■ MATERIAL SUPPLIED:
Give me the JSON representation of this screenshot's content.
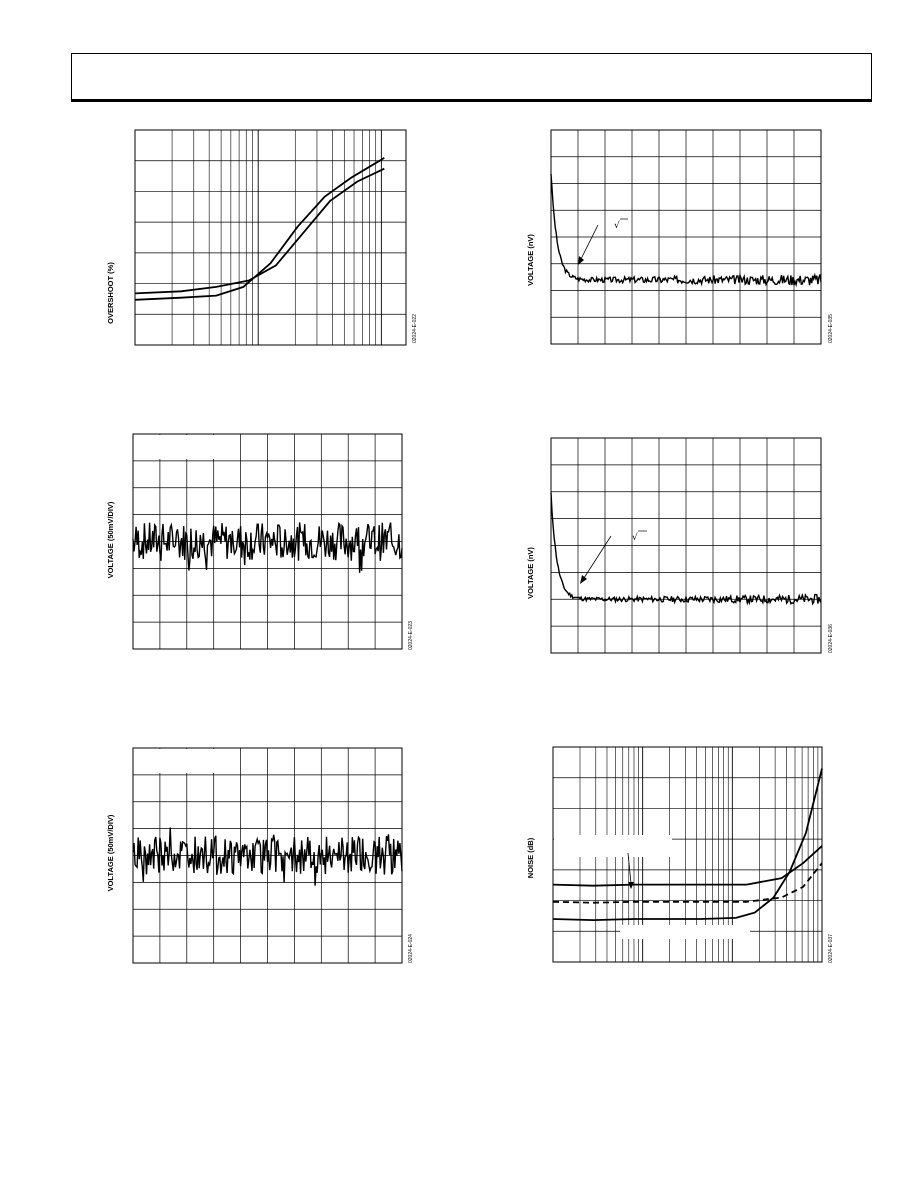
{
  "header": {},
  "chart_data": [
    {
      "type": "line",
      "ylabel": "OVERSHOOT (%)",
      "xscale": "log",
      "grid": true,
      "figure_code": "02024-E-022",
      "series": [
        {
          "points": [
            [
              0.0,
              0.24
            ],
            [
              0.17,
              0.25
            ],
            [
              0.3,
              0.27
            ],
            [
              0.42,
              0.3
            ],
            [
              0.52,
              0.37
            ],
            [
              0.62,
              0.52
            ],
            [
              0.72,
              0.67
            ],
            [
              0.82,
              0.76
            ],
            [
              0.92,
              0.82
            ]
          ]
        },
        {
          "points": [
            [
              0.0,
              0.21
            ],
            [
              0.17,
              0.22
            ],
            [
              0.3,
              0.23
            ],
            [
              0.4,
              0.27
            ],
            [
              0.5,
              0.38
            ],
            [
              0.6,
              0.55
            ],
            [
              0.7,
              0.69
            ],
            [
              0.8,
              0.78
            ],
            [
              0.92,
              0.87
            ]
          ]
        }
      ]
    },
    {
      "type": "line",
      "ylabel": "VOLTAGE (nV)",
      "grid": true,
      "figure_code": "02024-E-035",
      "annotation": "√",
      "series": [
        {
          "pattern": "decay-noise",
          "start": 0.8,
          "settle": 0.3,
          "amp": 0.018,
          "seed": 3
        }
      ]
    },
    {
      "type": "line",
      "ylabel": "VOLTAGE (50mV/DIV)",
      "grid": true,
      "figure_code": "02024-E-023",
      "series": [
        {
          "pattern": "noise",
          "center": 0.5,
          "amp": 0.09,
          "seed": 7
        }
      ]
    },
    {
      "type": "line",
      "ylabel": "VOLTAGE (nV)",
      "grid": true,
      "figure_code": "02024-E-036",
      "annotation": "√",
      "series": [
        {
          "pattern": "decay-noise",
          "start": 0.74,
          "settle": 0.25,
          "amp": 0.015,
          "seed": 11
        }
      ]
    },
    {
      "type": "line",
      "ylabel": "VOLTAGE (50mV/DIV)",
      "grid": true,
      "figure_code": "02024-E-024",
      "series": [
        {
          "pattern": "noise",
          "center": 0.5,
          "amp": 0.09,
          "seed": 19
        }
      ]
    },
    {
      "type": "line",
      "ylabel": "NOISE (dB)",
      "xscale": "log",
      "grid": true,
      "figure_code": "02024-E-037",
      "series": [
        {
          "style": "solid",
          "points": [
            [
              0.0,
              0.36
            ],
            [
              0.15,
              0.355
            ],
            [
              0.3,
              0.36
            ],
            [
              0.55,
              0.36
            ],
            [
              0.72,
              0.36
            ],
            [
              0.85,
              0.39
            ],
            [
              0.93,
              0.46
            ],
            [
              1.0,
              0.54
            ]
          ]
        },
        {
          "style": "dashed",
          "points": [
            [
              0.0,
              0.28
            ],
            [
              0.15,
              0.276
            ],
            [
              0.3,
              0.28
            ],
            [
              0.55,
              0.28
            ],
            [
              0.72,
              0.28
            ],
            [
              0.85,
              0.3
            ],
            [
              0.93,
              0.35
            ],
            [
              1.0,
              0.46
            ]
          ]
        },
        {
          "style": "solid",
          "points": [
            [
              0.0,
              0.2
            ],
            [
              0.15,
              0.195
            ],
            [
              0.3,
              0.2
            ],
            [
              0.55,
              0.2
            ],
            [
              0.68,
              0.205
            ],
            [
              0.75,
              0.23
            ],
            [
              0.82,
              0.3
            ],
            [
              0.88,
              0.42
            ],
            [
              0.94,
              0.6
            ],
            [
              1.0,
              0.9
            ]
          ]
        }
      ]
    }
  ]
}
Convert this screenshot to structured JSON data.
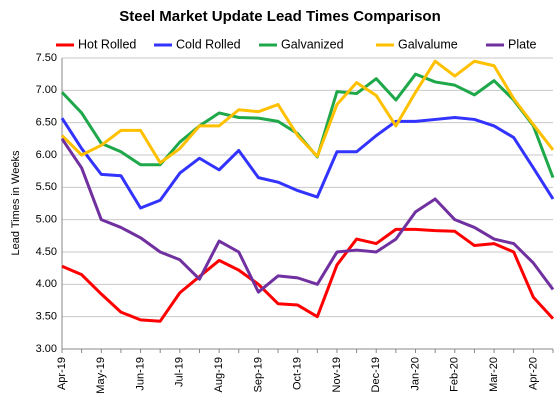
{
  "chart_data": {
    "type": "line",
    "title": "Steel Market Update Lead Times Comparison",
    "y_label": "Lead Times in Weeks",
    "categories": [
      "Apr-19",
      null,
      "May-19",
      null,
      "Jun-19",
      null,
      "Jul-19",
      null,
      "Aug-19",
      null,
      "Sep-19",
      null,
      "Oct-19",
      null,
      "Nov-19",
      null,
      "Dec-19",
      null,
      "Jan-20",
      null,
      "Feb-20",
      null,
      "Mar-20",
      null,
      "Apr-20",
      null
    ],
    "series": [
      {
        "name": "Hot Rolled",
        "color": "#ff0000",
        "values": [
          4.28,
          4.15,
          3.85,
          3.57,
          3.45,
          3.43,
          3.87,
          4.12,
          4.37,
          4.22,
          4.0,
          3.7,
          3.68,
          3.5,
          4.3,
          4.7,
          4.63,
          4.85,
          4.85,
          4.83,
          4.82,
          4.6,
          4.63,
          4.5,
          3.8,
          3.47
        ]
      },
      {
        "name": "Cold Rolled",
        "color": "#3333ff",
        "values": [
          6.57,
          6.1,
          5.7,
          5.68,
          5.18,
          5.3,
          5.72,
          5.95,
          5.77,
          6.07,
          5.65,
          5.58,
          5.45,
          5.35,
          6.05,
          6.05,
          6.3,
          6.52,
          6.52,
          6.55,
          6.58,
          6.55,
          6.45,
          6.27,
          5.8,
          5.32
        ]
      },
      {
        "name": "Galvanized",
        "color": "#1fa84a",
        "values": [
          6.97,
          6.65,
          6.18,
          6.05,
          5.85,
          5.85,
          6.2,
          6.45,
          6.65,
          6.58,
          6.57,
          6.52,
          6.33,
          5.97,
          6.98,
          6.95,
          7.18,
          6.85,
          7.25,
          7.13,
          7.08,
          6.93,
          7.15,
          6.85,
          6.45,
          5.65
        ]
      },
      {
        "name": "Galvalume",
        "color": "#ffc000",
        "values": [
          6.3,
          6.0,
          6.15,
          6.38,
          6.38,
          5.88,
          6.1,
          6.45,
          6.45,
          6.7,
          6.67,
          6.78,
          6.3,
          5.98,
          6.78,
          7.12,
          6.92,
          6.45,
          6.97,
          7.45,
          7.22,
          7.45,
          7.38,
          6.87,
          6.47,
          6.08
        ]
      },
      {
        "name": "Plate",
        "color": "#7030a0",
        "values": [
          6.25,
          5.8,
          5.0,
          4.88,
          4.72,
          4.5,
          4.38,
          4.08,
          4.67,
          4.5,
          3.88,
          4.13,
          4.1,
          4.0,
          4.5,
          4.53,
          4.5,
          4.7,
          5.12,
          5.32,
          5.0,
          4.88,
          4.7,
          4.63,
          4.33,
          3.92
        ]
      }
    ],
    "ylim": [
      3.0,
      7.5
    ],
    "yticks": [
      {
        "value": 3.0,
        "label": "3.00"
      },
      {
        "value": 3.5,
        "label": "3.50"
      },
      {
        "value": 4.0,
        "label": "4.00"
      },
      {
        "value": 4.5,
        "label": "4.50"
      },
      {
        "value": 5.0,
        "label": "5.00"
      },
      {
        "value": 5.5,
        "label": "5.50"
      },
      {
        "value": 6.0,
        "label": "6.00"
      },
      {
        "value": 6.5,
        "label": "6.50"
      },
      {
        "value": 7.0,
        "label": "7.00"
      },
      {
        "value": 7.5,
        "label": "7.50"
      }
    ],
    "grid": true
  }
}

■ SHORT EXERCISE: Keep the pictures out of your copy, and repeat every entry above exactly.

■ RESPONSE TO THE EXERCISE:
Give me the JSON representation of this screenshot's content.
{
  "header": {},
  "chart_data": [
    {
      "type": "line",
      "ylabel": "OVERSHOOT (%)",
      "xscale": "log",
      "grid": true,
      "figure_code": "02024-E-022",
      "series": [
        {
          "points": [
            [
              0.0,
              0.24
            ],
            [
              0.17,
              0.25
            ],
            [
              0.3,
              0.27
            ],
            [
              0.42,
              0.3
            ],
            [
              0.52,
              0.37
            ],
            [
              0.62,
              0.52
            ],
            [
              0.72,
              0.67
            ],
            [
              0.82,
              0.76
            ],
            [
              0.92,
              0.82
            ]
          ]
        },
        {
          "points": [
            [
              0.0,
              0.21
            ],
            [
              0.17,
              0.22
            ],
            [
              0.3,
              0.23
            ],
            [
              0.4,
              0.27
            ],
            [
              0.5,
              0.38
            ],
            [
              0.6,
              0.55
            ],
            [
              0.7,
              0.69
            ],
            [
              0.8,
              0.78
            ],
            [
              0.92,
              0.87
            ]
          ]
        }
      ]
    },
    {
      "type": "line",
      "ylabel": "VOLTAGE (nV)",
      "grid": true,
      "figure_code": "02024-E-035",
      "annotation": "√",
      "series": [
        {
          "pattern": "decay-noise",
          "start": 0.8,
          "settle": 0.3,
          "amp": 0.018,
          "seed": 3
        }
      ]
    },
    {
      "type": "line",
      "ylabel": "VOLTAGE (50mV/DIV)",
      "grid": true,
      "figure_code": "02024-E-023",
      "series": [
        {
          "pattern": "noise",
          "center": 0.5,
          "amp": 0.09,
          "seed": 7
        }
      ]
    },
    {
      "type": "line",
      "ylabel": "VOLTAGE (nV)",
      "grid": true,
      "figure_code": "02024-E-036",
      "annotation": "√",
      "series": [
        {
          "pattern": "decay-noise",
          "start": 0.74,
          "settle": 0.25,
          "amp": 0.015,
          "seed": 11
        }
      ]
    },
    {
      "type": "line",
      "ylabel": "VOLTAGE (50mV/DIV)",
      "grid": true,
      "figure_code": "02024-E-024",
      "series": [
        {
          "pattern": "noise",
          "center": 0.5,
          "amp": 0.09,
          "seed": 19
        }
      ]
    },
    {
      "type": "line",
      "ylabel": "NOISE (dB)",
      "xscale": "log",
      "grid": true,
      "figure_code": "02024-E-037",
      "series": [
        {
          "style": "solid",
          "points": [
            [
              0.0,
              0.36
            ],
            [
              0.15,
              0.355
            ],
            [
              0.3,
              0.36
            ],
            [
              0.55,
              0.36
            ],
            [
              0.72,
              0.36
            ],
            [
              0.85,
              0.39
            ],
            [
              0.93,
              0.46
            ],
            [
              1.0,
              0.54
            ]
          ]
        },
        {
          "style": "dashed",
          "points": [
            [
              0.0,
              0.28
            ],
            [
              0.15,
              0.276
            ],
            [
              0.3,
              0.28
            ],
            [
              0.55,
              0.28
            ],
            [
              0.72,
              0.28
            ],
            [
              0.85,
              0.3
            ],
            [
              0.93,
              0.35
            ],
            [
              1.0,
              0.46
            ]
          ]
        },
        {
          "style": "solid",
          "points": [
            [
              0.0,
              0.2
            ],
            [
              0.15,
              0.195
            ],
            [
              0.3,
              0.2
            ],
            [
              0.55,
              0.2
            ],
            [
              0.68,
              0.205
            ],
            [
              0.75,
              0.23
            ],
            [
              0.82,
              0.3
            ],
            [
              0.88,
              0.42
            ],
            [
              0.94,
              0.6
            ],
            [
              1.0,
              0.9
            ]
          ]
        }
      ]
    }
  ]
}
Convert this screenshot to structured JSON data.
{
  "chart_data": {
    "type": "line",
    "title": "Steel Market Update Lead Times Comparison",
    "y_label": "Lead Times in Weeks",
    "categories": [
      "Apr-19",
      null,
      "May-19",
      null,
      "Jun-19",
      null,
      "Jul-19",
      null,
      "Aug-19",
      null,
      "Sep-19",
      null,
      "Oct-19",
      null,
      "Nov-19",
      null,
      "Dec-19",
      null,
      "Jan-20",
      null,
      "Feb-20",
      null,
      "Mar-20",
      null,
      "Apr-20",
      null
    ],
    "series": [
      {
        "name": "Hot Rolled",
        "color": "#ff0000",
        "values": [
          4.28,
          4.15,
          3.85,
          3.57,
          3.45,
          3.43,
          3.87,
          4.12,
          4.37,
          4.22,
          4.0,
          3.7,
          3.68,
          3.5,
          4.3,
          4.7,
          4.63,
          4.85,
          4.85,
          4.83,
          4.82,
          4.6,
          4.63,
          4.5,
          3.8,
          3.47
        ]
      },
      {
        "name": "Cold Rolled",
        "color": "#3333ff",
        "values": [
          6.57,
          6.1,
          5.7,
          5.68,
          5.18,
          5.3,
          5.72,
          5.95,
          5.77,
          6.07,
          5.65,
          5.58,
          5.45,
          5.35,
          6.05,
          6.05,
          6.3,
          6.52,
          6.52,
          6.55,
          6.58,
          6.55,
          6.45,
          6.27,
          5.8,
          5.32
        ]
      },
      {
        "name": "Galvanized",
        "color": "#1fa84a",
        "values": [
          6.97,
          6.65,
          6.18,
          6.05,
          5.85,
          5.85,
          6.2,
          6.45,
          6.65,
          6.58,
          6.57,
          6.52,
          6.33,
          5.97,
          6.98,
          6.95,
          7.18,
          6.85,
          7.25,
          7.13,
          7.08,
          6.93,
          7.15,
          6.85,
          6.45,
          5.65
        ]
      },
      {
        "name": "Galvalume",
        "color": "#ffc000",
        "values": [
          6.3,
          6.0,
          6.15,
          6.38,
          6.38,
          5.88,
          6.1,
          6.45,
          6.45,
          6.7,
          6.67,
          6.78,
          6.3,
          5.98,
          6.78,
          7.12,
          6.92,
          6.45,
          6.97,
          7.45,
          7.22,
          7.45,
          7.38,
          6.87,
          6.47,
          6.08
        ]
      },
      {
        "name": "Plate",
        "color": "#7030a0",
        "values": [
          6.25,
          5.8,
          5.0,
          4.88,
          4.72,
          4.5,
          4.38,
          4.08,
          4.67,
          4.5,
          3.88,
          4.13,
          4.1,
          4.0,
          4.5,
          4.53,
          4.5,
          4.7,
          5.12,
          5.32,
          5.0,
          4.88,
          4.7,
          4.63,
          4.33,
          3.92
        ]
      }
    ],
    "ylim": [
      3.0,
      7.5
    ],
    "yticks": [
      {
        "value": 3.0,
        "label": "3.00"
      },
      {
        "value": 3.5,
        "label": "3.50"
      },
      {
        "value": 4.0,
        "label": "4.00"
      },
      {
        "value": 4.5,
        "label": "4.50"
      },
      {
        "value": 5.0,
        "label": "5.00"
      },
      {
        "value": 5.5,
        "label": "5.50"
      },
      {
        "value": 6.0,
        "label": "6.00"
      },
      {
        "value": 6.5,
        "label": "6.50"
      },
      {
        "value": 7.0,
        "label": "7.00"
      },
      {
        "value": 7.5,
        "label": "7.50"
      }
    ],
    "grid": true
  }
}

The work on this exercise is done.